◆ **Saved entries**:
- - - -
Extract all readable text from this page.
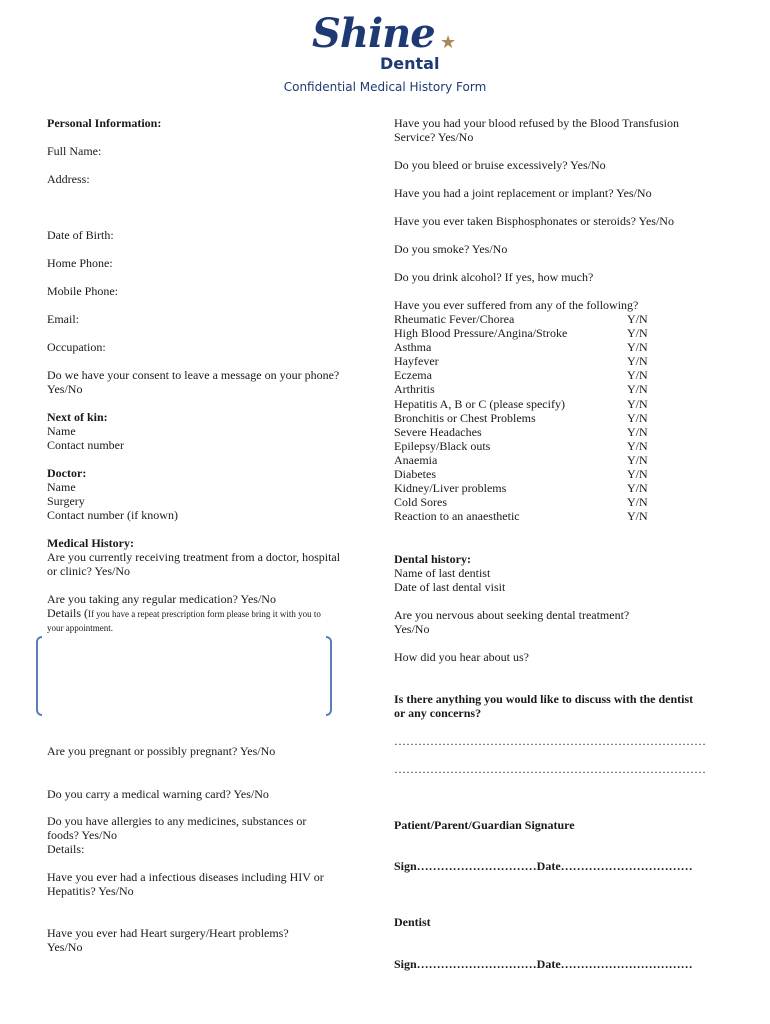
Shine ★
Dental
Confidential Medical History Form
Personal Information:
Full Name:
Address:
Date of Birth:
Home Phone:
Mobile Phone:
Email:
Occupation:
Do we have your consent to leave a message on your phone?
Yes/No
Next of kin:
Name
Contact number
Doctor:
Name
Surgery
Contact number (if known)
Medical History:
Are you currently receiving treatment from a doctor, hospital
or clinic? Yes/No
Are you taking any regular medication? Yes/No
Details (If you have a repeat prescription form please bring it with you to
your appointment.
Are you pregnant or possibly pregnant? Yes/No
Do you carry a medical warning card? Yes/No
Do you have allergies to any medicines, substances or
foods? Yes/No
Details:
Have you ever had a infectious diseases including HIV or
Hepatitis? Yes/No
Have you ever had Heart surgery/Heart problems?
Yes/No
Have you had your blood refused by the Blood Transfusion
Service? Yes/No
Do you bleed or bruise excessively? Yes/No
Have you had a joint replacement or implant? Yes/No
Have you ever taken Bisphosphonates or steroids? Yes/No
Do you smoke? Yes/No
Do you drink alcohol? If yes, how much?
Have you ever suffered from any of the following?
Rheumatic Fever/Chorea	Y/N
High Blood Pressure/Angina/Stroke	Y/N
Asthma	Y/N
Hayfever	Y/N
Eczema	Y/N
Arthritis	Y/N
Hepatitis A, B or C (please specify)	Y/N
Bronchitis or Chest Problems	Y/N
Severe Headaches	Y/N
Epilepsy/Black outs	Y/N
Anaemia	Y/N
Diabetes	Y/N
Kidney/Liver problems	Y/N
Cold Sores	Y/N
Reaction to an anaesthetic	Y/N
Dental history:
Name of last dentist
Date of last dental visit
Are you nervous about seeking dental treatment?
Yes/No
How did you hear about us?
Is there anything you would like to discuss with the dentist
or any concerns?
……………………………………………………………………
……………………………………………………………………
Patient/Parent/Guardian Signature
Sign…………………………Date……………………………
Dentist
Sign…………………………Date……………………………
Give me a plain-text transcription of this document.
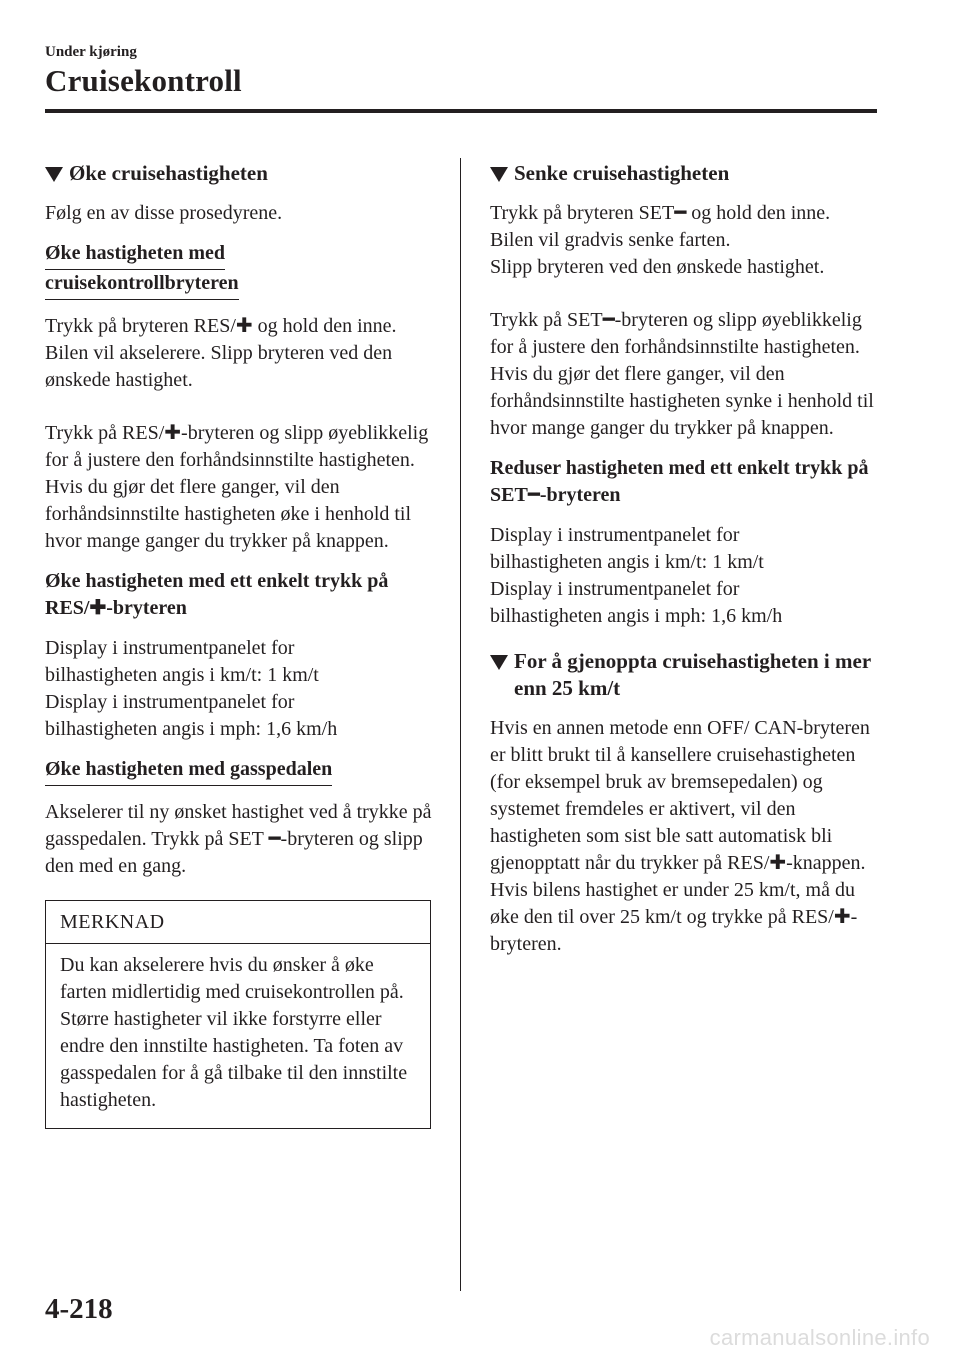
Under kjøring
Cruisekontroll
Øke cruisehastigheten

Følg en av disse prosedyrene.

Øke hastigheten med
cruisekontrollbryteren

Trykk på bryteren RES/✚ og hold den inne. Bilen vil akselerere. Slipp bryteren ved den ønskede hastighet.

Trykk på RES/✚-bryteren og slipp øyeblikkelig for å justere den forhåndsinnstilte hastigheten. Hvis du gjør det flere ganger, vil den forhåndsinnstilte hastigheten øke i henhold til hvor mange ganger du trykker på knappen.

Øke hastigheten med ett enkelt trykk på RES/✚-bryteren

Display i instrumentpanelet for
bilhastigheten angis i km/t: 1 km/t
Display i instrumentpanelet for
bilhastigheten angis i mph: 1,6 km/h
Øke hastigheten med gasspedalen

Akselerer til ny ønsket hastighet ved å trykke på gasspedalen. Trykk på SET ━-bryteren og slipp den med en gang.

MERKNAD
Du kan akselerere hvis du ønsker å øke farten midlertidig med cruisekontrollen på. Større hastigheter vil ikke forstyrre eller endre den innstilte hastigheten. Ta foten av gasspedalen for å gå tilbake til den innstilte hastigheten.
Senke cruisehastigheten
Trykk på bryteren SET━ og hold den inne.
Bilen vil gradvis senke farten.
Slipp bryteren ved den ønskede hastighet.

Trykk på SET━-bryteren og slipp øyeblikkelig for å justere den forhåndsinnstilte hastigheten. Hvis du gjør det flere ganger, vil den forhåndsinnstilte hastigheten synke i henhold til hvor mange ganger du trykker på knappen.

Reduser hastigheten med ett enkelt trykk på SET━-bryteren

Display i instrumentpanelet for
bilhastigheten angis i km/t: 1 km/t
Display i instrumentpanelet for
bilhastigheten angis i mph: 1,6 km/h
For å gjenoppta cruisehastigheten i mer enn 25 km/t

Hvis en annen metode enn OFF/ CAN-bryteren er blitt brukt til å kansellere cruisehastigheten (for eksempel bruk av bremsepedalen) og systemet fremdeles er aktivert, vil den hastigheten som sist ble satt automatisk bli gjenopptatt når du trykker på RES/✚-knappen.

Hvis bilens hastighet er under 25 km/t, må du øke den til over 25 km/t og trykke på RES/✚-bryteren.

4-218
carmanualsonline.info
- - - -
◆ **Exercise brief**: Each line of the material must be retyped exactly, except that images are omitted.

◆ **Answer in full**:
Extract all readable text from this page.
Shine ★
Dental
Confidential Medical History Form
Personal Information:
Full Name:
Address:
Date of Birth:
Home Phone:
Mobile Phone:
Email:
Occupation:
Do we have your consent to leave a message on your phone?
Yes/No
Next of kin:
Name
Contact number
Doctor:
Name
Surgery
Contact number (if known)
Medical History:
Are you currently receiving treatment from a doctor, hospital
or clinic? Yes/No
Are you taking any regular medication? Yes/No
Details (If you have a repeat prescription form please bring it with you to
your appointment.
Are you pregnant or possibly pregnant? Yes/No
Do you carry a medical warning card? Yes/No
Do you have allergies to any medicines, substances or
foods? Yes/No
Details:
Have you ever had a infectious diseases including HIV or
Hepatitis? Yes/No
Have you ever had Heart surgery/Heart problems?
Yes/No
Have you had your blood refused by the Blood Transfusion
Service? Yes/No
Do you bleed or bruise excessively? Yes/No
Have you had a joint replacement or implant? Yes/No
Have you ever taken Bisphosphonates or steroids? Yes/No
Do you smoke? Yes/No
Do you drink alcohol? If yes, how much?
Have you ever suffered from any of the following?
Rheumatic Fever/Chorea	Y/N
High Blood Pressure/Angina/Stroke	Y/N
Asthma	Y/N
Hayfever	Y/N
Eczema	Y/N
Arthritis	Y/N
Hepatitis A, B or C (please specify)	Y/N
Bronchitis or Chest Problems	Y/N
Severe Headaches	Y/N
Epilepsy/Black outs	Y/N
Anaemia	Y/N
Diabetes	Y/N
Kidney/Liver problems	Y/N
Cold Sores	Y/N
Reaction to an anaesthetic	Y/N
Dental history:
Name of last dentist
Date of last dental visit
Are you nervous about seeking dental treatment?
Yes/No
How did you hear about us?
Is there anything you would like to discuss with the dentist
or any concerns?
……………………………………………………………………
……………………………………………………………………
Patient/Parent/Guardian Signature
Sign…………………………Date……………………………
Dentist
Sign…………………………Date……………………………
Give me a plain-text transcription of this document.
Under kjøring
Cruisekontroll
Øke cruisehastigheten

Følg en av disse prosedyrene.

Øke hastigheten med
cruisekontrollbryteren

Trykk på bryteren RES/✚ og hold den inne. Bilen vil akselerere. Slipp bryteren ved den ønskede hastighet.

Trykk på RES/✚-bryteren og slipp øyeblikkelig for å justere den forhåndsinnstilte hastigheten. Hvis du gjør det flere ganger, vil den forhåndsinnstilte hastigheten øke i henhold til hvor mange ganger du trykker på knappen.

Øke hastigheten med ett enkelt trykk på RES/✚-bryteren

Display i instrumentpanelet for
bilhastigheten angis i km/t: 1 km/t
Display i instrumentpanelet for
bilhastigheten angis i mph: 1,6 km/h
Øke hastigheten med gasspedalen

Akselerer til ny ønsket hastighet ved å trykke på gasspedalen. Trykk på SET ━-bryteren og slipp den med en gang.

MERKNAD
Du kan akselerere hvis du ønsker å øke farten midlertidig med cruisekontrollen på. Større hastigheter vil ikke forstyrre eller endre den innstilte hastigheten. Ta foten av gasspedalen for å gå tilbake til den innstilte hastigheten.
Senke cruisehastigheten
Trykk på bryteren SET━ og hold den inne.
Bilen vil gradvis senke farten.
Slipp bryteren ved den ønskede hastighet.

Trykk på SET━-bryteren og slipp øyeblikkelig for å justere den forhåndsinnstilte hastigheten. Hvis du gjør det flere ganger, vil den forhåndsinnstilte hastigheten synke i henhold til hvor mange ganger du trykker på knappen.

Reduser hastigheten med ett enkelt trykk på SET━-bryteren

Display i instrumentpanelet for
bilhastigheten angis i km/t: 1 km/t
Display i instrumentpanelet for
bilhastigheten angis i mph: 1,6 km/h
For å gjenoppta cruisehastigheten i mer enn 25 km/t

Hvis en annen metode enn OFF/ CAN-bryteren er blitt brukt til å kansellere cruisehastigheten (for eksempel bruk av bremsepedalen) og systemet fremdeles er aktivert, vil den hastigheten som sist ble satt automatisk bli gjenopptatt når du trykker på RES/✚-knappen.

Hvis bilens hastighet er under 25 km/t, må du øke den til over 25 km/t og trykke på RES/✚-bryteren.

4-218
carmanualsonline.info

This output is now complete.